## Exercise directions
Reproduce all entries precisely as they are written.

## Provided material

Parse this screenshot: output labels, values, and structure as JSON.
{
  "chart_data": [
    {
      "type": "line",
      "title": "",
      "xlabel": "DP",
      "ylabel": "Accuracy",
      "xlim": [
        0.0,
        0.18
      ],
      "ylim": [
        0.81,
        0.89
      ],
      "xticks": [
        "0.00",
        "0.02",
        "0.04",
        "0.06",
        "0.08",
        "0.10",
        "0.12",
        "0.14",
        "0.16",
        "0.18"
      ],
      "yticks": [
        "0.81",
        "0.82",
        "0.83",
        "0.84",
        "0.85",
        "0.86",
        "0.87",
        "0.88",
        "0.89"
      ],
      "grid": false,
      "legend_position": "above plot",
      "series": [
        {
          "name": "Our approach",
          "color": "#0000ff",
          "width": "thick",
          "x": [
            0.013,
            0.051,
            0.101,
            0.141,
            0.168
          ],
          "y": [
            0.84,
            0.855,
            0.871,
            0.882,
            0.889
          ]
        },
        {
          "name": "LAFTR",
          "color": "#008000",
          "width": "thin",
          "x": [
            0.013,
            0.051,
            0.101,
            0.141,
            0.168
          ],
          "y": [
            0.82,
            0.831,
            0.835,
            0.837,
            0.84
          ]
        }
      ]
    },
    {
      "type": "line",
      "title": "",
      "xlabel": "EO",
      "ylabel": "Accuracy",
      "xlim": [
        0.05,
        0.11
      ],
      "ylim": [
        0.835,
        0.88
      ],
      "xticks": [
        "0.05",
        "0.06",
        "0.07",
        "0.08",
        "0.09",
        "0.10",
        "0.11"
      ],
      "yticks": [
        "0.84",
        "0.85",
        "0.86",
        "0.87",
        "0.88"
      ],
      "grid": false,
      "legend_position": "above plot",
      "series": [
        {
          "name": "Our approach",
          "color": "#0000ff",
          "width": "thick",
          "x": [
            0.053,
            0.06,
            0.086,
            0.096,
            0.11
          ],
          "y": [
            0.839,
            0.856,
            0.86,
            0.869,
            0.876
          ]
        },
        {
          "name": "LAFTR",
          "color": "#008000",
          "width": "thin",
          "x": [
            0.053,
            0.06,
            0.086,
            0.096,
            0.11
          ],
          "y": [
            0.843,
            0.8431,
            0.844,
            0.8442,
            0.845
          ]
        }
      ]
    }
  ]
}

## Written solution
Parse this screenshot: output labels, values, and structure as JSON.
{
  "chart_data": [
    {
      "type": "line",
      "title": "",
      "xlabel": "DP",
      "ylabel": "Accuracy",
      "xlim": [
        0.0,
        0.18
      ],
      "ylim": [
        0.81,
        0.89
      ],
      "xticks": [
        "0.00",
        "0.02",
        "0.04",
        "0.06",
        "0.08",
        "0.10",
        "0.12",
        "0.14",
        "0.16",
        "0.18"
      ],
      "yticks": [
        "0.81",
        "0.82",
        "0.83",
        "0.84",
        "0.85",
        "0.86",
        "0.87",
        "0.88",
        "0.89"
      ],
      "grid": false,
      "legend_position": "above plot",
      "series": [
        {
          "name": "Our approach",
          "color": "#0000ff",
          "width": "thick",
          "x": [
            0.013,
            0.051,
            0.101,
            0.141,
            0.168
          ],
          "y": [
            0.84,
            0.855,
            0.871,
            0.882,
            0.889
          ]
        },
        {
          "name": "LAFTR",
          "color": "#008000",
          "width": "thin",
          "x": [
            0.013,
            0.051,
            0.101,
            0.141,
            0.168
          ],
          "y": [
            0.82,
            0.831,
            0.835,
            0.837,
            0.84
          ]
        }
      ]
    },
    {
      "type": "line",
      "title": "",
      "xlabel": "EO",
      "ylabel": "Accuracy",
      "xlim": [
        0.05,
        0.11
      ],
      "ylim": [
        0.835,
        0.88
      ],
      "xticks": [
        "0.05",
        "0.06",
        "0.07",
        "0.08",
        "0.09",
        "0.10",
        "0.11"
      ],
      "yticks": [
        "0.84",
        "0.85",
        "0.86",
        "0.87",
        "0.88"
      ],
      "grid": false,
      "legend_position": "above plot",
      "series": [
        {
          "name": "Our approach",
          "color": "#0000ff",
          "width": "thick",
          "x": [
            0.053,
            0.06,
            0.086,
            0.096,
            0.11
          ],
          "y": [
            0.839,
            0.856,
            0.86,
            0.869,
            0.876
          ]
        },
        {
          "name": "LAFTR",
          "color": "#008000",
          "width": "thin",
          "x": [
            0.053,
            0.06,
            0.086,
            0.096,
            0.11
          ],
          "y": [
            0.843,
            0.8431,
            0.844,
            0.8442,
            0.845
          ]
        }
      ]
    }
  ]
}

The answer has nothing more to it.